*Description of the task*: Copy out the entries below in full and exactly.

*The data*:
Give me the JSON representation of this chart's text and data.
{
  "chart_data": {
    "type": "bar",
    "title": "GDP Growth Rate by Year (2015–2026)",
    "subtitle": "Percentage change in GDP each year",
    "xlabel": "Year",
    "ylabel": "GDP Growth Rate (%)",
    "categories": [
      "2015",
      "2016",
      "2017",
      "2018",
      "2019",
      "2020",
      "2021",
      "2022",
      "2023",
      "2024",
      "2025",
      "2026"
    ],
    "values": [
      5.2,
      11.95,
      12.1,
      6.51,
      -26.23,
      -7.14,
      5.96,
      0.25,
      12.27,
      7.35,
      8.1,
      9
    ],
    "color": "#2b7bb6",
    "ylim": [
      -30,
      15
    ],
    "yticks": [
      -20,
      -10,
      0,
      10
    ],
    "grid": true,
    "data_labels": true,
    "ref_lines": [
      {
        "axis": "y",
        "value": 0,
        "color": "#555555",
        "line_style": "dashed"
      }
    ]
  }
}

*Expected answer*:
Give me the JSON representation of this chart's text and data.
{
  "chart_data": {
    "type": "bar",
    "title": "GDP Growth Rate by Year (2015–2026)",
    "subtitle": "Percentage change in GDP each year",
    "xlabel": "Year",
    "ylabel": "GDP Growth Rate (%)",
    "categories": [
      "2015",
      "2016",
      "2017",
      "2018",
      "2019",
      "2020",
      "2021",
      "2022",
      "2023",
      "2024",
      "2025",
      "2026"
    ],
    "values": [
      5.2,
      11.95,
      12.1,
      6.51,
      -26.23,
      -7.14,
      5.96,
      0.25,
      12.27,
      7.35,
      8.1,
      9
    ],
    "color": "#2b7bb6",
    "ylim": [
      -30,
      15
    ],
    "yticks": [
      -20,
      -10,
      0,
      10
    ],
    "grid": true,
    "data_labels": true,
    "ref_lines": [
      {
        "axis": "y",
        "value": 0,
        "color": "#555555",
        "line_style": "dashed"
      }
    ]
  }
}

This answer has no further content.